■ RECORDED INFORMATION:
------------------------------

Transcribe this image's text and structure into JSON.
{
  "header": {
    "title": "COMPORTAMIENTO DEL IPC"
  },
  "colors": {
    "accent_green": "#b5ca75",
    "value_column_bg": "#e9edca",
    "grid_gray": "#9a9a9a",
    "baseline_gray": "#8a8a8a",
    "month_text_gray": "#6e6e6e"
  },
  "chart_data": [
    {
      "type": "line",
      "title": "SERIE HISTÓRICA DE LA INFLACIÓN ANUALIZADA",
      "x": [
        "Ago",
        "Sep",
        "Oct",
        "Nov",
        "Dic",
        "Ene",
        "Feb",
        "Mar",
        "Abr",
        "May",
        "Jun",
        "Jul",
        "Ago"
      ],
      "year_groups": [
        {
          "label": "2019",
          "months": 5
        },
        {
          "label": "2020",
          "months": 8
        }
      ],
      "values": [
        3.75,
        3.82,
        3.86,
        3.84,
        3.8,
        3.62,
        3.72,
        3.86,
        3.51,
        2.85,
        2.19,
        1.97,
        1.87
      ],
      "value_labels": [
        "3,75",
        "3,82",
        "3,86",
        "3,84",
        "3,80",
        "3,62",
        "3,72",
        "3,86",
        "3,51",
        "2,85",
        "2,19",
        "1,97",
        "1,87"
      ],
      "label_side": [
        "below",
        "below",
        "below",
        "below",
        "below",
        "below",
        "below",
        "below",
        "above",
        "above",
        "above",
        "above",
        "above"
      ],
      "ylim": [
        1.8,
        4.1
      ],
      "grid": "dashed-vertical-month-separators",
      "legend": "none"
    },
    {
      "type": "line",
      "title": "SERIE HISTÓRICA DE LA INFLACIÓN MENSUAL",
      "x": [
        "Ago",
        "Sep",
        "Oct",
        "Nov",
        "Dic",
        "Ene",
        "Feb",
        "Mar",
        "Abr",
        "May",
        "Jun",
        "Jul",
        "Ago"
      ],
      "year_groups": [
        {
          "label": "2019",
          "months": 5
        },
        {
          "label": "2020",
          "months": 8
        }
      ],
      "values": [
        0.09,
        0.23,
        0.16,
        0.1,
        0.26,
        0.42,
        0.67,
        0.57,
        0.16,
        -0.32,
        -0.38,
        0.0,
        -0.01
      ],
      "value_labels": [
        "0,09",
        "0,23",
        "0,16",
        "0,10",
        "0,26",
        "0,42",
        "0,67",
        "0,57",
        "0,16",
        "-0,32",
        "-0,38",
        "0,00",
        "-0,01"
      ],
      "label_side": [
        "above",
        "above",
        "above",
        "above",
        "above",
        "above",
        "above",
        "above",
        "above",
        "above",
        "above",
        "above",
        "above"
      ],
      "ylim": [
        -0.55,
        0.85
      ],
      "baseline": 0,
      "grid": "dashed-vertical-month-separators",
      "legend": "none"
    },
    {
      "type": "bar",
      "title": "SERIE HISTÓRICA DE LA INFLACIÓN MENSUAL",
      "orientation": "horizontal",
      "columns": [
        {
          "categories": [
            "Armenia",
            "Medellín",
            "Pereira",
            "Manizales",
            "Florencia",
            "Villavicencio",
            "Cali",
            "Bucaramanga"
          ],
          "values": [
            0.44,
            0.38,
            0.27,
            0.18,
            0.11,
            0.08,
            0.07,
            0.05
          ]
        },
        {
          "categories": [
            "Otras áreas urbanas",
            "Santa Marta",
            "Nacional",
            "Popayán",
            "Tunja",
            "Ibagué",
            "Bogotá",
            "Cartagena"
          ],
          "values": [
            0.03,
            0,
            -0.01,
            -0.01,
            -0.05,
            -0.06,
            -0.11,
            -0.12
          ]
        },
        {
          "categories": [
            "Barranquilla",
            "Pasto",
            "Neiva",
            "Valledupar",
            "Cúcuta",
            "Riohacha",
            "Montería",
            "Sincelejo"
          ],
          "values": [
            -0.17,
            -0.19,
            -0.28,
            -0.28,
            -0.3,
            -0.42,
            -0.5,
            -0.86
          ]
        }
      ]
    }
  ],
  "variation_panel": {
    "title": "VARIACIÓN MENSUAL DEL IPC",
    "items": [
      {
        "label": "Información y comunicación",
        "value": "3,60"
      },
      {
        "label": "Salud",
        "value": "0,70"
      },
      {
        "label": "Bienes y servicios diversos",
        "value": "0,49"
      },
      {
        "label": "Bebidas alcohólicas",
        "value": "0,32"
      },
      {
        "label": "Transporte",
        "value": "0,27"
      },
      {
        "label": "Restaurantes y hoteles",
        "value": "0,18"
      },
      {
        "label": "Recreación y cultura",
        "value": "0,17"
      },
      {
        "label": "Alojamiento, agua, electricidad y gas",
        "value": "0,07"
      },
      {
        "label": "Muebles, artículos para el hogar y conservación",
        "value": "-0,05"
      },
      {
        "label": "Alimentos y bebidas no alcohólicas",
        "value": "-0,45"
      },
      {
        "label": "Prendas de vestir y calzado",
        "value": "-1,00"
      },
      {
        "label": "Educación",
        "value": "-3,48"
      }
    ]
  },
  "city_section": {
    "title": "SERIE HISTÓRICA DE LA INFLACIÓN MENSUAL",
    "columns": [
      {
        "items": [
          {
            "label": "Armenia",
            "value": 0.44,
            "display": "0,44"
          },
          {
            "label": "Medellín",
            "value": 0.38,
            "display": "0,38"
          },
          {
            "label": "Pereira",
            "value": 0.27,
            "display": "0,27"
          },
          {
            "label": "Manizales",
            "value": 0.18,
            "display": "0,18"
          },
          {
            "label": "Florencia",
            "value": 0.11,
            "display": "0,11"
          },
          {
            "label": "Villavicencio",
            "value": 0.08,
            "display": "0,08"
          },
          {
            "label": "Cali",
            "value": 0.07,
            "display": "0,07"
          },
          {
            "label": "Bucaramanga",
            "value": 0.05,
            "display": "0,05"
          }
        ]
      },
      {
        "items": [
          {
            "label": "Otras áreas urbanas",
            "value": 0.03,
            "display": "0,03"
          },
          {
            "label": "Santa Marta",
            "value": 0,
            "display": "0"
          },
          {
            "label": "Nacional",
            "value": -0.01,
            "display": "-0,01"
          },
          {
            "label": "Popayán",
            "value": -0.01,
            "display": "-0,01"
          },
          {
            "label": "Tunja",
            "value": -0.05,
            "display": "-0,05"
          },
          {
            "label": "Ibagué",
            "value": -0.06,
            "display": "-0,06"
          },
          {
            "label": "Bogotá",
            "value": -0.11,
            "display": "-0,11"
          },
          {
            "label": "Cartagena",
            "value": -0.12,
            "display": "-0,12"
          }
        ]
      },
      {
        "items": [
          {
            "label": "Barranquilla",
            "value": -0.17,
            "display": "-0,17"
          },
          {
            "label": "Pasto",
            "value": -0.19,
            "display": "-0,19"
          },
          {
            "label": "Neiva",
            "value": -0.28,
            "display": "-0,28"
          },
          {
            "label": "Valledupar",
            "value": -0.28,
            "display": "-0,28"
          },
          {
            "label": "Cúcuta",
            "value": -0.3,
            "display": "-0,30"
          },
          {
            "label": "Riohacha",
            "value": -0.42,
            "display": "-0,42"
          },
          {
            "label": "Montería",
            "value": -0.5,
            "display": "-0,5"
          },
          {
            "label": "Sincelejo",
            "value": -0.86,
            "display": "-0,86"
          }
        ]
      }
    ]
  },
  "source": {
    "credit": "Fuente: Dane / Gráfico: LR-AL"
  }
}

------------------------------

■ TASK OBJECTIVE:
Review the material and copy each line in which the word "MENSUAL" appears.

■ RESULT FOR THIS TASK:
      "title": "SERIE HISTÓRICA DE LA INFLACIÓN MENSUAL",
      "title": "SERIE HISTÓRICA DE LA INFLACIÓN MENSUAL",
    "title": "VARIACIÓN MENSUAL DEL IPC",
    "title": "SERIE HISTÓRICA DE LA INFLACIÓN MENSUAL",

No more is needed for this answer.